======== Records for this exercise ========

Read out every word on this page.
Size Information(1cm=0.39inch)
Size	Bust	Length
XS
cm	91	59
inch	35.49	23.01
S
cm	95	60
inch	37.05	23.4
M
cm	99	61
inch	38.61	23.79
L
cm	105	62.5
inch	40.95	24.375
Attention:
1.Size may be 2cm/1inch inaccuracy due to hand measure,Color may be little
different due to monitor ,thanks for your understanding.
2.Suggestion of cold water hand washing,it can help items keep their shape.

========
======== Records for this exercise ========

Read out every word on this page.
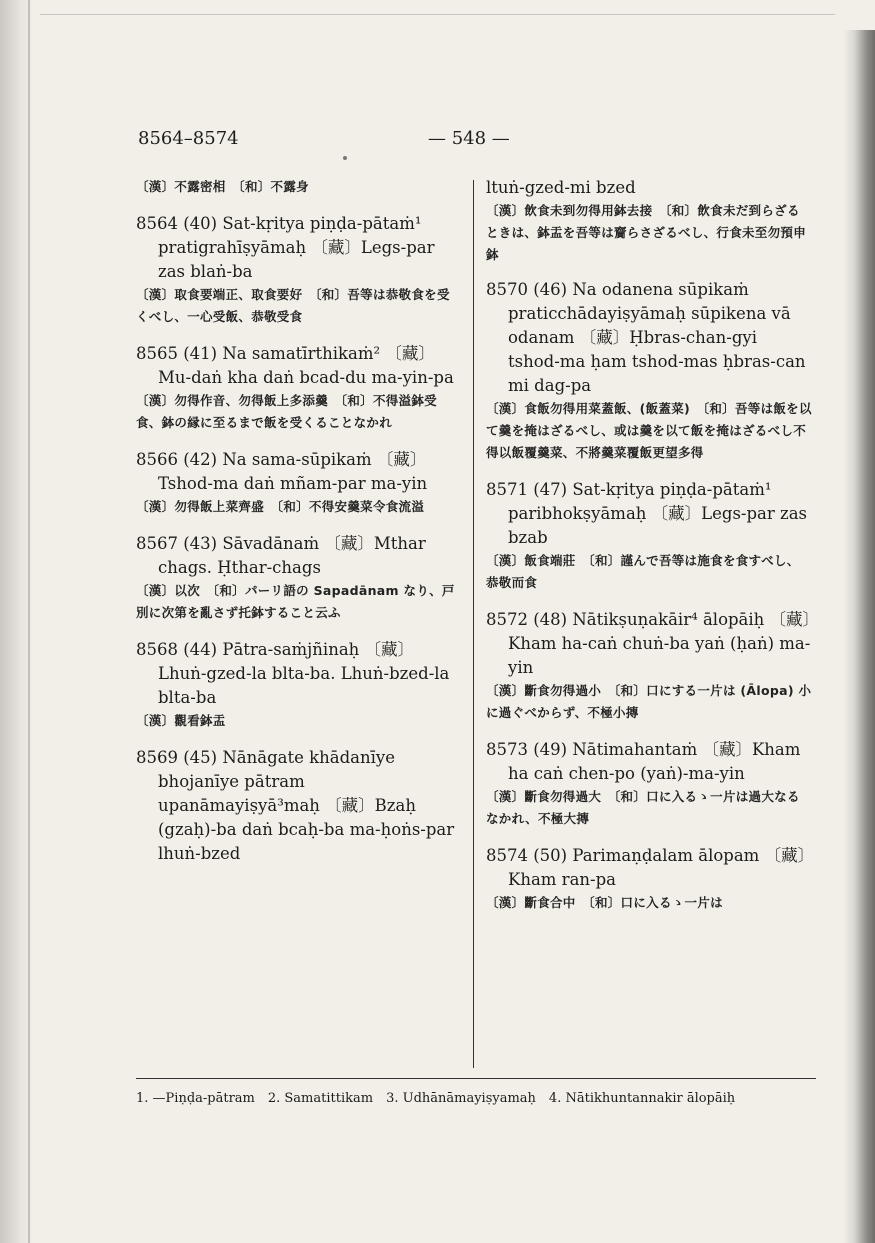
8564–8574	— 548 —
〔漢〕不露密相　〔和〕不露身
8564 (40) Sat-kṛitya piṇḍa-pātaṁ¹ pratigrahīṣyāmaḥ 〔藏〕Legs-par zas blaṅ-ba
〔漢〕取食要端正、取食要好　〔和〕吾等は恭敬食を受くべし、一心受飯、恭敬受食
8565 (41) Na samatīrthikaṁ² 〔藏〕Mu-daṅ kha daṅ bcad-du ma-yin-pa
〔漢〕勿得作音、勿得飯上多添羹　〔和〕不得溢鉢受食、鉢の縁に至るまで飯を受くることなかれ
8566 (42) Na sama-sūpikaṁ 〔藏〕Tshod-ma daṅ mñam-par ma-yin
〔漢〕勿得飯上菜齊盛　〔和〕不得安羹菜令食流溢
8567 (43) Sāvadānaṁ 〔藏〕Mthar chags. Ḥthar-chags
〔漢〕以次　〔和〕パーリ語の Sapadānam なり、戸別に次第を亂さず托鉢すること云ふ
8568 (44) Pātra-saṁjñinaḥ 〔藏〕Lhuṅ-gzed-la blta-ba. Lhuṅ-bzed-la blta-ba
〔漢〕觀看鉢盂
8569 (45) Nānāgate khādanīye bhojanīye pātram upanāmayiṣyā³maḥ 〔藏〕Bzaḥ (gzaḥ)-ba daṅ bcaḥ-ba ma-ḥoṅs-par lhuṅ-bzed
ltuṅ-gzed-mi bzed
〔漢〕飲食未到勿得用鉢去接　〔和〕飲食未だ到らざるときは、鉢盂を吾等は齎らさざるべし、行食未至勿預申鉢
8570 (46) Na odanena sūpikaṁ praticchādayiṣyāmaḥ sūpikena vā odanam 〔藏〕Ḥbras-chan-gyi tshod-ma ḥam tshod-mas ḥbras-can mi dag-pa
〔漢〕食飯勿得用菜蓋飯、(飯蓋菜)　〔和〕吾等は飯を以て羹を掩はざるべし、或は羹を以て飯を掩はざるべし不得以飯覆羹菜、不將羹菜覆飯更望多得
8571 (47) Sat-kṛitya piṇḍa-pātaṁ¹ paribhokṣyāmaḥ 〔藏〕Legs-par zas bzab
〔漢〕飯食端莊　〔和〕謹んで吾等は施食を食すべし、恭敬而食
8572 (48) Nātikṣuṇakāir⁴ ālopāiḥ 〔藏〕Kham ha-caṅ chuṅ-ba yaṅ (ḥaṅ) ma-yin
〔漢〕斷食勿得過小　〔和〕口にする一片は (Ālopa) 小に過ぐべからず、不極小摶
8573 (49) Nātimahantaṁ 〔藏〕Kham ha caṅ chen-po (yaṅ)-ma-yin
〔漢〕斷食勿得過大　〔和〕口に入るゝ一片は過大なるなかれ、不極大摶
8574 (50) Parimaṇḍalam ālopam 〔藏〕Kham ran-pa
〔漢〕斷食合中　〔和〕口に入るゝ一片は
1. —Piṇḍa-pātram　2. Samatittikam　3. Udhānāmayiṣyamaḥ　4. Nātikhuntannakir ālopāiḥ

========
======== Records for this exercise ========

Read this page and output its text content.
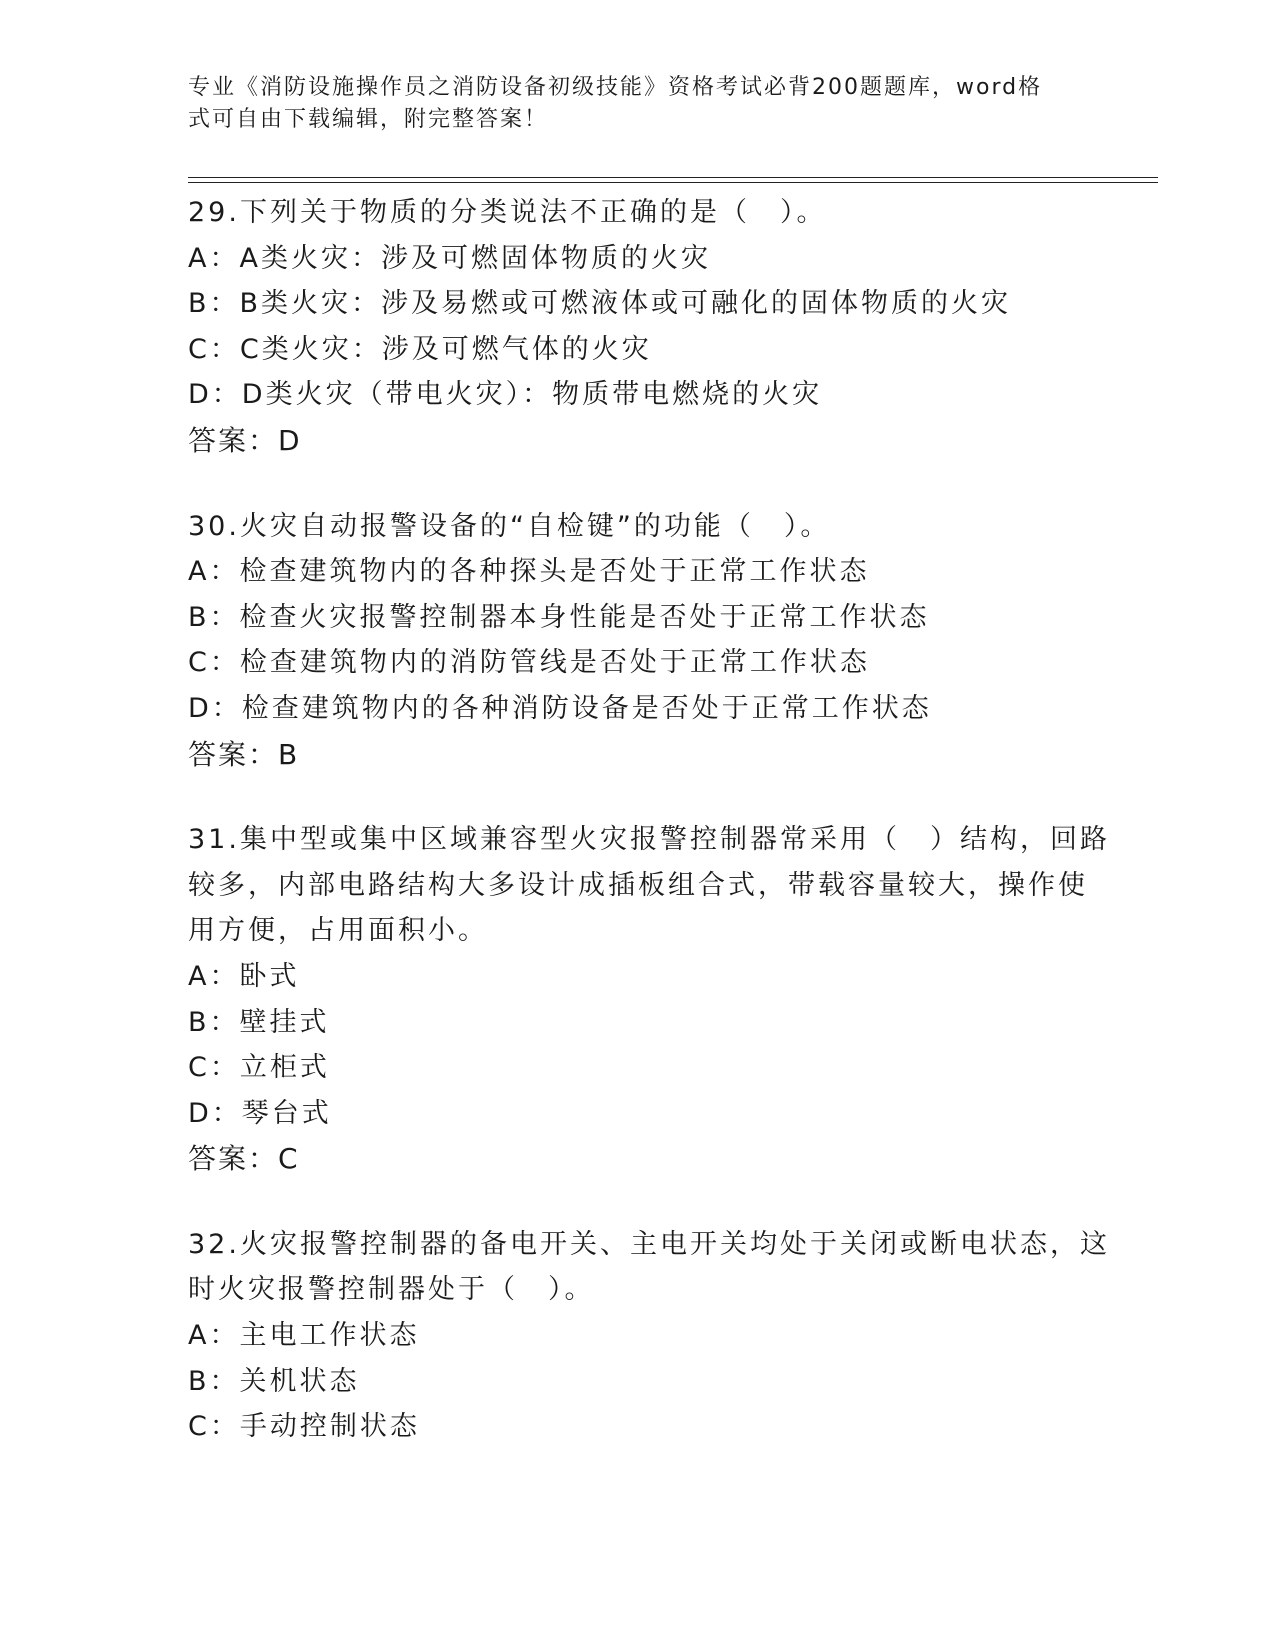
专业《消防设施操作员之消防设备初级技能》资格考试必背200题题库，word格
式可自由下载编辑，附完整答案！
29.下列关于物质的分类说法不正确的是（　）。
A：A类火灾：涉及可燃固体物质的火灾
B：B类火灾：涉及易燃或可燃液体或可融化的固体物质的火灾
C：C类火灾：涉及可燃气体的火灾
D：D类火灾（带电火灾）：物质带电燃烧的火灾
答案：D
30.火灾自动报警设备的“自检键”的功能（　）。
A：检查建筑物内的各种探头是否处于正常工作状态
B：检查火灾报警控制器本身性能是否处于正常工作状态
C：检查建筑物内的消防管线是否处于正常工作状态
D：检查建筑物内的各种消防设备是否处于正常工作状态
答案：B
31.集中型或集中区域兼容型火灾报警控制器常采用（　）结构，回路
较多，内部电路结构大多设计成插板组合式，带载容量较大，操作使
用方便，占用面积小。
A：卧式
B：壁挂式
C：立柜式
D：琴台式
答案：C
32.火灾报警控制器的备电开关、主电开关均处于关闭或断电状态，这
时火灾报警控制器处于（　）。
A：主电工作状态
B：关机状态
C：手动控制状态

========

> **Set task**
Which lines contain the word "hand"? Copy each one.

> **Task response**
1.Size may be 2cm/1inch inaccuracy due to hand measure,Color may be little
2.Suggestion of cold water hand washing,it can help items keep their shape.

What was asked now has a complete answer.